Leave out the pictures and repeat the data exactly.

[Data lines start]

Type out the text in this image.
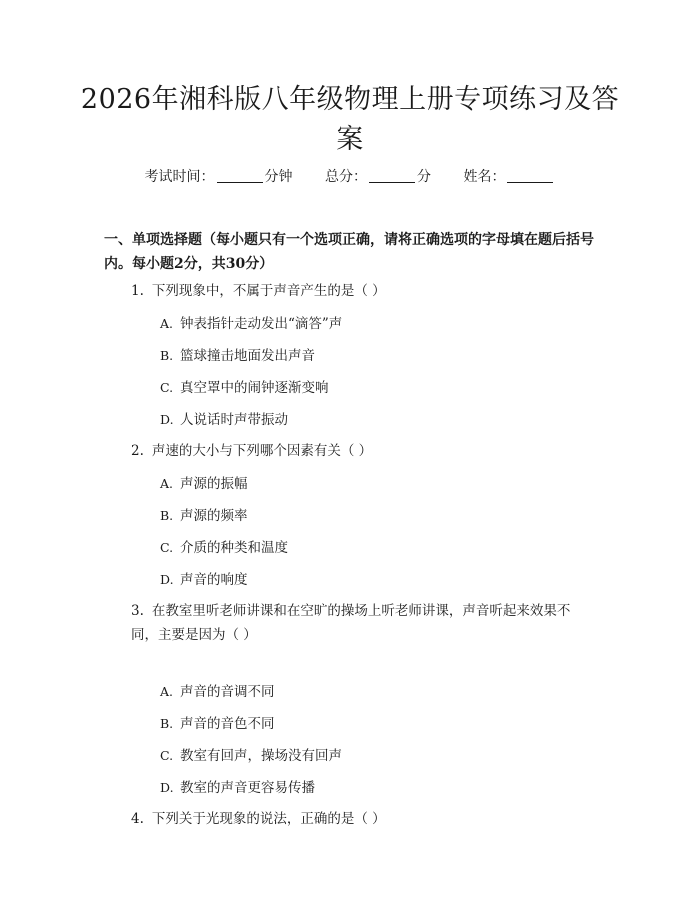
2026年湘科版八年级物理上册专项练习及答案
考试时间：	分钟 总分：	分 姓名：
一、单项选择题（每小题只有一个选项正确，请将正确选项的字母填在题后括号内。每小题2分，共30分）
1. 下列现象中，不属于声音产生的是（ ）
A. 钟表指针走动发出“滴答”声
B. 篮球撞击地面发出声音
C. 真空罩中的闹钟逐渐变响
D. 人说话时声带振动
2. 声速的大小与下列哪个因素有关（ ）
A. 声源的振幅
B. 声源的频率
C. 介质的种类和温度
D. 声音的响度
3. 在教室里听老师讲课和在空旷的操场上听老师讲课，声音听起来效果不同，主要是因为（ ）
A. 声音的音调不同
B. 声音的音色不同
C. 教室有回声，操场没有回声
D. 教室的声音更容易传播
4. 下列关于光现象的说法，正确的是（ ）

[Data lines end]

Output for this exercise -
Type out the text in this image.
2026年湘科版八年级物理上册专项练习及答案
考试时间：	分钟 总分：	分 姓名：
一、单项选择题（每小题只有一个选项正确，请将正确选项的字母填在题后括号内。每小题2分，共30分）
1. 下列现象中，不属于声音产生的是（ ）
A. 钟表指针走动发出“滴答”声
B. 篮球撞击地面发出声音
C. 真空罩中的闹钟逐渐变响
D. 人说话时声带振动
2. 声速的大小与下列哪个因素有关（ ）
A. 声源的振幅
B. 声源的频率
C. 介质的种类和温度
D. 声音的响度
3. 在教室里听老师讲课和在空旷的操场上听老师讲课，声音听起来效果不同，主要是因为（ ）
A. 声音的音调不同
B. 声音的音色不同
C. 教室有回声，操场没有回声
D. 教室的声音更容易传播
4. 下列关于光现象的说法，正确的是（ ）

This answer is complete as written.